### EXTRACTED ENTRIES
────
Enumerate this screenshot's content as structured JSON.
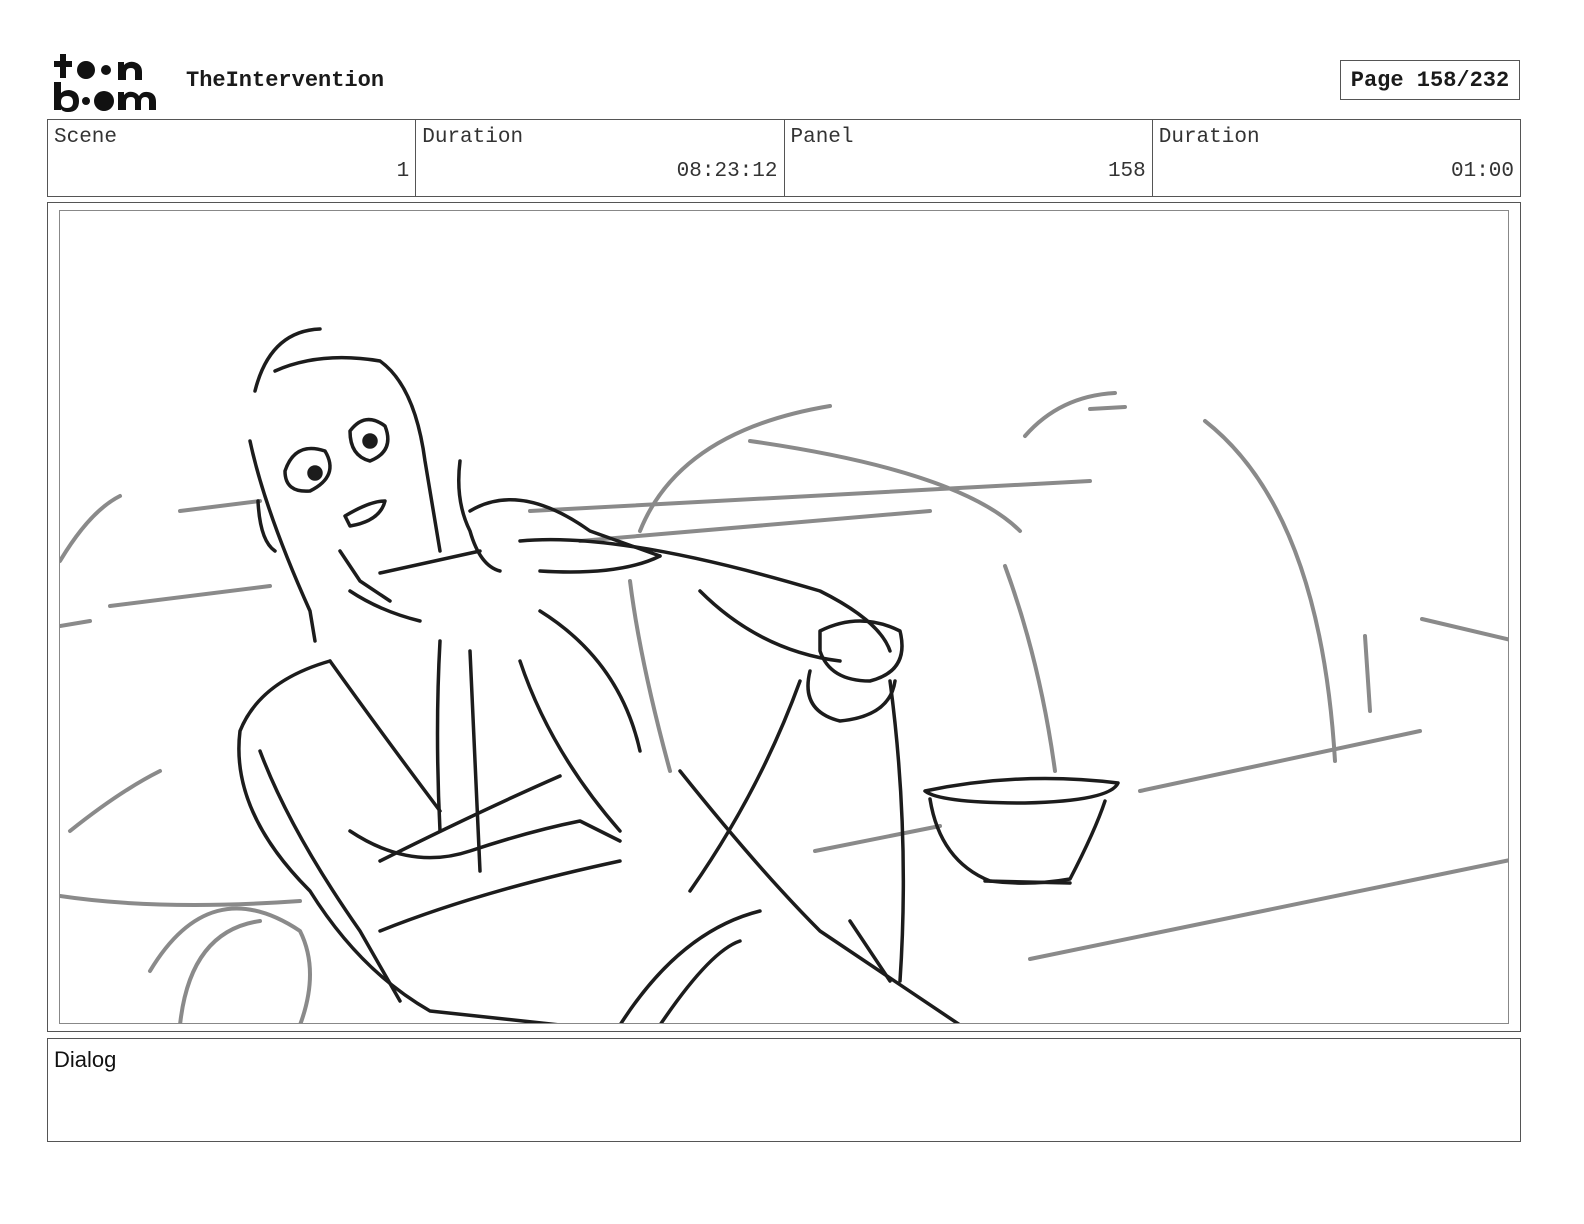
{
  "header": {
    "logo_icon": "toonboom-logo",
    "project_title": "TheIntervention",
    "page_label": "Page 158/232"
  },
  "info": {
    "scene_label": "Scene",
    "scene_value": "1",
    "scene_duration_label": "Duration",
    "scene_duration_value": "08:23:12",
    "panel_label": "Panel",
    "panel_value": "158",
    "panel_duration_label": "Duration",
    "panel_duration_value": "01:00"
  },
  "panel": {
    "image_icon": "storyboard-sketch"
  },
  "dialog": {
    "label": "Dialog"
  }
}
────
### YOUR INSTRUCTIONS
The entries above are to be returned exactly, without their pictures.

### EXERCISE RESULT
Enumerate this screenshot's content as structured JSON.
{
  "header": {
    "logo_icon": "toonboom-logo",
    "project_title": "TheIntervention",
    "page_label": "Page 158/232"
  },
  "info": {
    "scene_label": "Scene",
    "scene_value": "1",
    "scene_duration_label": "Duration",
    "scene_duration_value": "08:23:12",
    "panel_label": "Panel",
    "panel_value": "158",
    "panel_duration_label": "Duration",
    "panel_duration_value": "01:00"
  },
  "panel": {
    "image_icon": "storyboard-sketch"
  },
  "dialog": {
    "label": "Dialog"
  }
}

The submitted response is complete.